Gather all lines with the word "this" in them.

Figure collection entries
# # #

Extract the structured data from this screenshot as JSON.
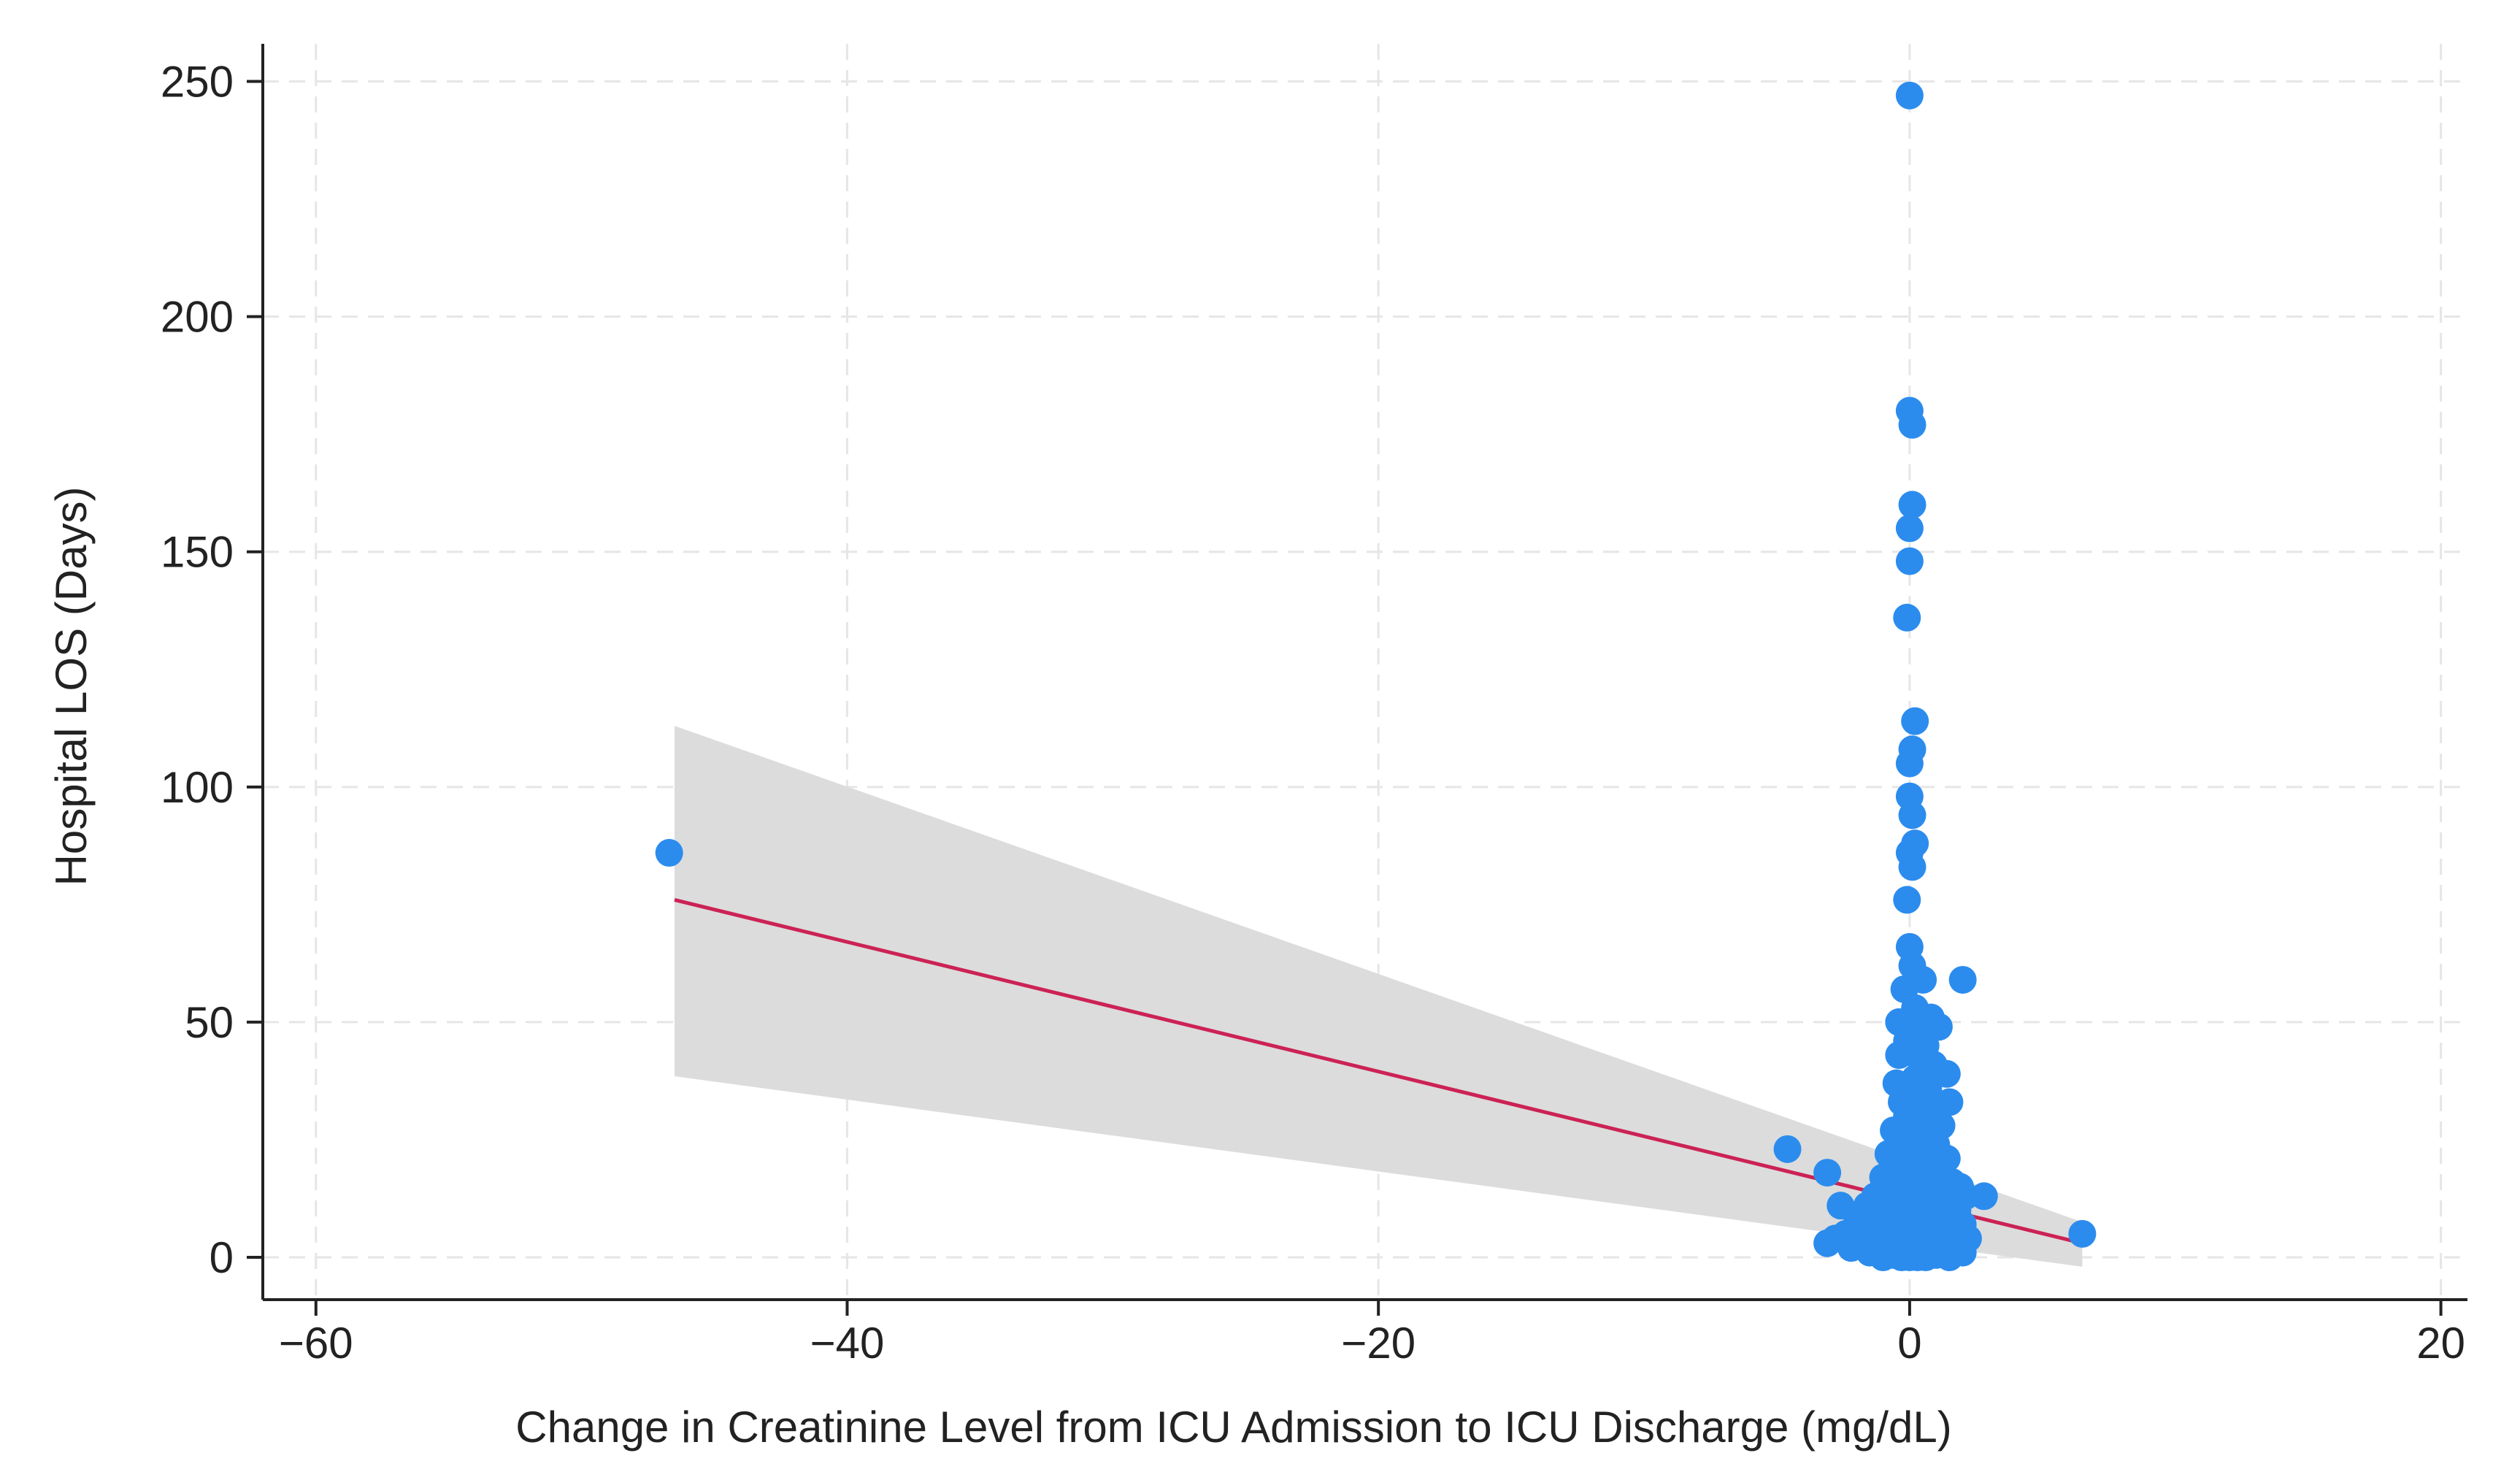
{
  "chart_data": {
    "type": "scatter",
    "title": "",
    "xlabel": "Change in Creatinine Level from ICU Admission to ICU Discharge (mg/dL)",
    "ylabel": "Hospital LOS (Days)",
    "xlim": [
      -62,
      21
    ],
    "ylim": [
      -9,
      258
    ],
    "x_ticks": [
      -60,
      -40,
      -20,
      0,
      20
    ],
    "x_tick_labels": [
      "−60",
      "−40",
      "−20",
      "0",
      "20"
    ],
    "y_ticks": [
      0,
      50,
      100,
      150,
      200,
      250
    ],
    "y_tick_labels": [
      "0",
      "50",
      "100",
      "150",
      "200",
      "250"
    ],
    "grid": true,
    "legend": "none",
    "colors": {
      "points": "#2b8cee",
      "fit_line": "#cc2255",
      "ci_band": "#dcdcdc"
    },
    "fit": {
      "x": [
        -46.5,
        6.5
      ],
      "y": [
        76,
        3
      ],
      "ci_lower": [
        38.5,
        -2
      ],
      "ci_upper": [
        113,
        7.5
      ]
    },
    "points": [
      [
        -46.7,
        86
      ],
      [
        6.5,
        5
      ],
      [
        2.0,
        59
      ],
      [
        -4.6,
        23
      ],
      [
        -3.1,
        18
      ],
      [
        -2.6,
        11
      ],
      [
        2.8,
        13
      ],
      [
        0,
        247
      ],
      [
        0,
        180
      ],
      [
        0.1,
        177
      ],
      [
        0.1,
        160
      ],
      [
        0,
        155
      ],
      [
        0,
        148
      ],
      [
        -0.1,
        136
      ],
      [
        0.2,
        114
      ],
      [
        0.1,
        108
      ],
      [
        0,
        105
      ],
      [
        0,
        98
      ],
      [
        0.1,
        94
      ],
      [
        0.2,
        88
      ],
      [
        0,
        86
      ],
      [
        0.1,
        83
      ],
      [
        -0.1,
        76
      ],
      [
        0,
        66
      ],
      [
        0.1,
        62
      ],
      [
        0.5,
        59
      ],
      [
        -0.2,
        57
      ],
      [
        0.2,
        53
      ],
      [
        0.8,
        51
      ],
      [
        -0.4,
        50
      ],
      [
        1.1,
        49
      ],
      [
        0.3,
        48
      ],
      [
        -0.1,
        46
      ],
      [
        0.6,
        45
      ],
      [
        -0.4,
        43
      ],
      [
        0.4,
        42
      ],
      [
        0.9,
        41
      ],
      [
        1.4,
        39
      ],
      [
        0.2,
        38
      ],
      [
        -0.5,
        37
      ],
      [
        0.7,
        36
      ],
      [
        0.1,
        35
      ],
      [
        1.5,
        33
      ],
      [
        -0.3,
        33
      ],
      [
        0.4,
        32
      ],
      [
        0.9,
        31
      ],
      [
        -0.1,
        30
      ],
      [
        0.3,
        29
      ],
      [
        1.2,
        28
      ],
      [
        -0.6,
        27
      ],
      [
        0.5,
        27
      ],
      [
        0.1,
        26
      ],
      [
        0.8,
        25
      ],
      [
        -0.3,
        25
      ],
      [
        1.0,
        24
      ],
      [
        0.2,
        23
      ],
      [
        -0.8,
        22
      ],
      [
        0.6,
        22
      ],
      [
        1.4,
        21
      ],
      [
        0,
        21
      ],
      [
        0.4,
        20
      ],
      [
        -0.4,
        19
      ],
      [
        1.0,
        19
      ],
      [
        0.2,
        18
      ],
      [
        -1.0,
        17
      ],
      [
        0.7,
        17
      ],
      [
        1.6,
        16
      ],
      [
        -0.2,
        16
      ],
      [
        0.5,
        15
      ],
      [
        1.9,
        15
      ],
      [
        -0.6,
        15
      ],
      [
        0.1,
        14
      ],
      [
        1.1,
        14
      ],
      [
        -1.3,
        13
      ],
      [
        0.3,
        13
      ],
      [
        2.1,
        13
      ],
      [
        -0.4,
        12
      ],
      [
        0.8,
        12
      ],
      [
        1.4,
        12
      ],
      [
        -1.6,
        11
      ],
      [
        0,
        11
      ],
      [
        0.6,
        11
      ],
      [
        1.8,
        10
      ],
      [
        -0.8,
        10
      ],
      [
        0.3,
        10
      ],
      [
        -2.0,
        9
      ],
      [
        1.1,
        9
      ],
      [
        -0.2,
        9
      ],
      [
        0.5,
        8
      ],
      [
        1.5,
        8
      ],
      [
        -1.1,
        8
      ],
      [
        0.1,
        8
      ],
      [
        -0.5,
        7
      ],
      [
        0.9,
        7
      ],
      [
        2.0,
        7
      ],
      [
        -1.7,
        6
      ],
      [
        0.4,
        6
      ],
      [
        1.2,
        6
      ],
      [
        -0.3,
        6
      ],
      [
        -2.4,
        5
      ],
      [
        0.7,
        5
      ],
      [
        1.7,
        5
      ],
      [
        -0.9,
        5
      ],
      [
        0.2,
        5
      ],
      [
        1.0,
        4
      ],
      [
        -1.4,
        4
      ],
      [
        0.5,
        4
      ],
      [
        -2.8,
        4
      ],
      [
        2.2,
        4
      ],
      [
        -0.1,
        4
      ],
      [
        0.8,
        3
      ],
      [
        -0.6,
        3
      ],
      [
        1.4,
        3
      ],
      [
        -1.9,
        3
      ],
      [
        0.3,
        3
      ],
      [
        -3.1,
        3
      ],
      [
        1.9,
        3
      ],
      [
        0.1,
        2
      ],
      [
        -0.4,
        2
      ],
      [
        1.1,
        2
      ],
      [
        -1.2,
        2
      ],
      [
        0.6,
        2
      ],
      [
        -2.2,
        2
      ],
      [
        1.6,
        2
      ],
      [
        0,
        1
      ],
      [
        -0.8,
        1
      ],
      [
        0.9,
        1
      ],
      [
        -1.5,
        1
      ],
      [
        0.4,
        1
      ],
      [
        1.3,
        1
      ],
      [
        -0.2,
        1
      ],
      [
        2.0,
        1
      ],
      [
        0.2,
        0.5
      ],
      [
        -0.6,
        0.5
      ],
      [
        1.0,
        0.5
      ],
      [
        0.6,
        0
      ],
      [
        -0.3,
        0
      ],
      [
        1.5,
        0
      ],
      [
        0,
        0
      ],
      [
        -1.0,
        0
      ],
      [
        0.3,
        0
      ]
    ]
  }
}
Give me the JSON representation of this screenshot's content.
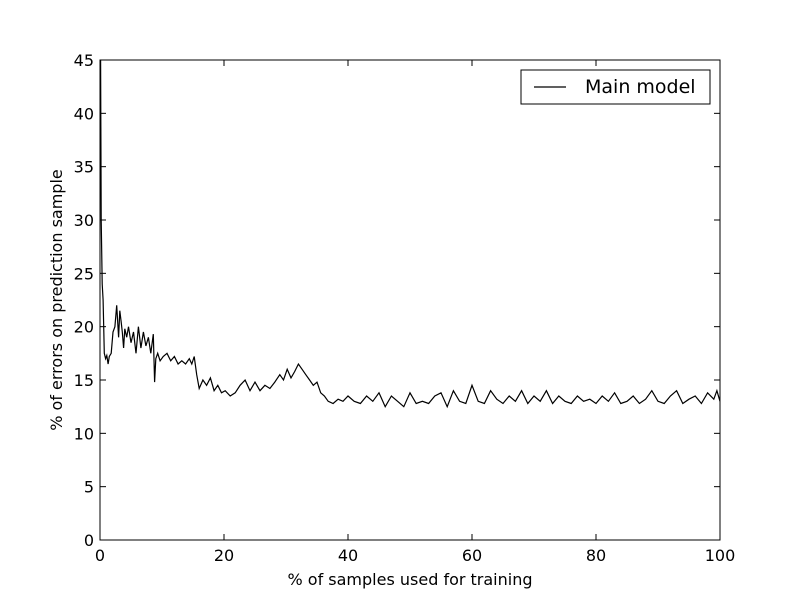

# # #

• Correct result
Extract the structured data from this screenshot as JSON.
Give me the JSON representation of this screenshot's content.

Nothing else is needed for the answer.